EXERCISE: Will you write out the data exactly, excluding every picture?

[Begin RAW DATA]

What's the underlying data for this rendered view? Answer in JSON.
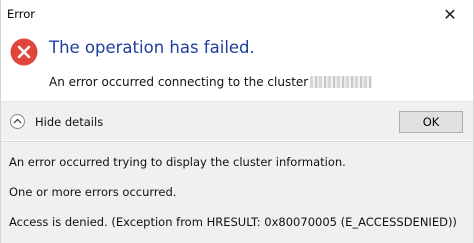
{
  "window": {
    "title": "Error"
  },
  "header": {
    "heading": "The operation has failed.",
    "message": "An error occurred connecting to the cluster"
  },
  "details_toggle": {
    "label": "Hide details"
  },
  "ok_button": {
    "label": "OK"
  },
  "details": {
    "line1": "An error occurred trying to display the cluster information.",
    "line2": "One or more errors occurred.",
    "line3": "Access is denied. (Exception from HRESULT: 0x80070005 (E_ACCESSDENIED))"
  },
  "icons": {
    "error": "error-icon",
    "close": "close-icon",
    "toggle": "chevron-up-icon"
  },
  "colors": {
    "heading": "#1f3f9f",
    "error_icon": "#e0443a",
    "panel_bg": "#f0f0f0"
  }
}
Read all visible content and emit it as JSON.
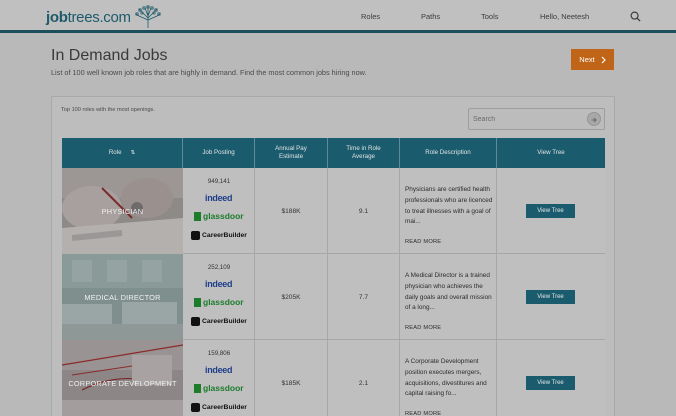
{
  "header": {
    "logo_bold": "job",
    "logo_rest": "trees.com",
    "nav": [
      "Roles",
      "Paths",
      "Tools",
      "Hello, Neetesh"
    ]
  },
  "page": {
    "title": "In Demand Jobs",
    "subtitle": "List of 100 well known job roles that are highly in demand. Find the most common jobs hiring now.",
    "next_label": "Next"
  },
  "panel": {
    "caption": "Top 100 roles with the most openings.",
    "search_placeholder": "Search"
  },
  "table": {
    "columns": [
      "Role",
      "Job Posting",
      "Annual Pay Estimate",
      "Time in Role Average",
      "Role Description",
      "View Tree"
    ],
    "sort_icon": "sort-icon",
    "brands": {
      "indeed": "indeed",
      "glassdoor": "glassdoor",
      "careerbuilder": "CareerBuilder"
    },
    "read_more": "READ MORE",
    "view_tree": "View Tree",
    "rows": [
      {
        "role": "PHYSICIAN",
        "postings": "949,141",
        "pay": "$188K",
        "time": "9.1",
        "description": "Physicians are certified health professionals who are licenced to treat illnesses with a goal of mai..."
      },
      {
        "role": "MEDICAL DIRECTOR",
        "postings": "252,109",
        "pay": "$205K",
        "time": "7.7",
        "description": "A Medical Director is a trained physician who achieves the daily goals and overall mission of a long..."
      },
      {
        "role": "CORPORATE DEVELOPMENT",
        "postings": "159,806",
        "pay": "$185K",
        "time": "2.1",
        "description": "A Corporate Development position executes mergers, acquisitions, divestitures and capital raising fo..."
      }
    ]
  }
}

[End RAW DATA]

RESPONSE BELOW:
What's the underlying data for this rendered view? Answer in JSON.
{
  "window": {
    "title": "Error"
  },
  "header": {
    "heading": "The operation has failed.",
    "message": "An error occurred connecting to the cluster"
  },
  "details_toggle": {
    "label": "Hide details"
  },
  "ok_button": {
    "label": "OK"
  },
  "details": {
    "line1": "An error occurred trying to display the cluster information.",
    "line2": "One or more errors occurred.",
    "line3": "Access is denied. (Exception from HRESULT: 0x80070005 (E_ACCESSDENIED))"
  },
  "icons": {
    "error": "error-icon",
    "close": "close-icon",
    "toggle": "chevron-up-icon"
  },
  "colors": {
    "heading": "#1f3f9f",
    "error_icon": "#e0443a",
    "panel_bg": "#f0f0f0"
  }
}
Read all visible content and emit it as JSON.
{
  "header": {
    "logo_bold": "job",
    "logo_rest": "trees.com",
    "nav": [
      "Roles",
      "Paths",
      "Tools",
      "Hello, Neetesh"
    ]
  },
  "page": {
    "title": "In Demand Jobs",
    "subtitle": "List of 100 well known job roles that are highly in demand. Find the most common jobs hiring now.",
    "next_label": "Next"
  },
  "panel": {
    "caption": "Top 100 roles with the most openings.",
    "search_placeholder": "Search"
  },
  "table": {
    "columns": [
      "Role",
      "Job Posting",
      "Annual Pay Estimate",
      "Time in Role Average",
      "Role Description",
      "View Tree"
    ],
    "sort_icon": "sort-icon",
    "brands": {
      "indeed": "indeed",
      "glassdoor": "glassdoor",
      "careerbuilder": "CareerBuilder"
    },
    "read_more": "READ MORE",
    "view_tree": "View Tree",
    "rows": [
      {
        "role": "PHYSICIAN",
        "postings": "949,141",
        "pay": "$188K",
        "time": "9.1",
        "description": "Physicians are certified health professionals who are licenced to treat illnesses with a goal of mai..."
      },
      {
        "role": "MEDICAL DIRECTOR",
        "postings": "252,109",
        "pay": "$205K",
        "time": "7.7",
        "description": "A Medical Director is a trained physician who achieves the daily goals and overall mission of a long..."
      },
      {
        "role": "CORPORATE DEVELOPMENT",
        "postings": "159,806",
        "pay": "$185K",
        "time": "2.1",
        "description": "A Corporate Development position executes mergers, acquisitions, divestitures and capital raising fo..."
      }
    ]
  }
}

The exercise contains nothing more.